* Begin Dataset content *

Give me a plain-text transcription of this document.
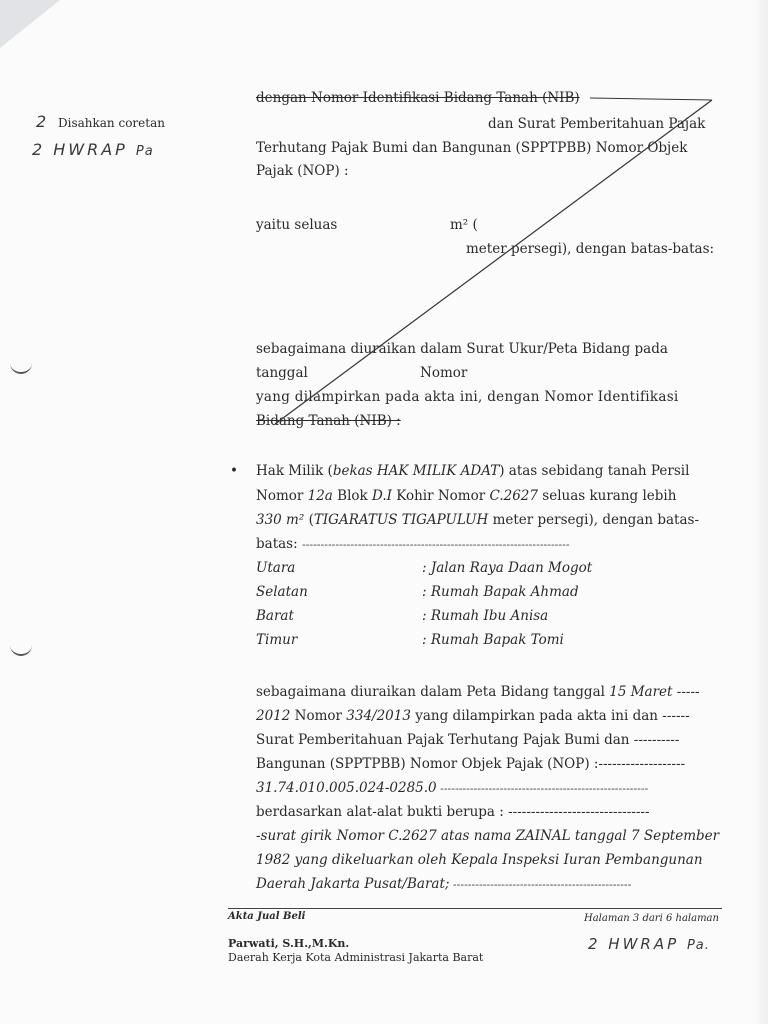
2 Disahkan coretan
2 HWRAP Pa
dengan Nomor Identifikasi Bidang Tanah (NIB)
dan Surat Pemberitahuan Pajak
Terhutang Pajak Bumi dan Bangunan (SPPTPBB) Nomor Objek
Pajak (NOP) :
yaitu seluas	m² (
meter persegi), dengan batas-batas:
sebagaimana diuraikan dalam Surat Ukur/Peta Bidang pada
tanggal	Nomor
yang dilampirkan pada akta ini, dengan Nomor Identifikasi
Bidang Tanah (NIB) :
• Hak Milik (bekas HAK MILIK ADAT) atas sebidang tanah Persil
Nomor 12a Blok D.I Kohir Nomor C.2627 seluas kurang lebih
330 m² (TIGARATUS TIGAPULUH meter persegi), dengan batas-
batas: ------------------------------------------------------------------------
Utara	: Jalan Raya Daan Mogot
Selatan	: Rumah Bapak Ahmad
Barat	: Rumah Ibu Anisa
Timur	: Rumah Bapak Tomi
sebagaimana diuraikan dalam Peta Bidang tanggal 15 Maret -----
2012 Nomor 334/2013 yang dilampirkan pada akta ini dan ------
Surat Pemberitahuan Pajak Terhutang Pajak Bumi dan ----------
Bangunan (SPPTPBB) Nomor Objek Pajak (NOP) :-------------------
31.74.010.005.024-0285.0 --------------------------------------------------------
berdasarkan alat-alat bukti berupa : -------------------------------
-surat girik Nomor C.2627 atas nama ZAINAL tanggal 7 September
1982 yang dikeluarkan oleh Kepala Inspeksi Iuran Pembangunan
Daerah Jakarta Pusat/Barat; ------------------------------------------------
Akta Jual Beli	Halaman 3 dari 6 halaman
Parwati, S.H.,M.Kn.
Daerah Kerja Kota Administrasi Jakarta Barat
2 HWRAP Pa.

* End Dataset content *

§ **What is being asked**
List every line above that contains the word "Peta".

§ **Exercise response**
sebagaimana diuraikan dalam Surat Ukur/Peta Bidang pada
sebagaimana diuraikan dalam Peta Bidang tanggal 15 Maret -----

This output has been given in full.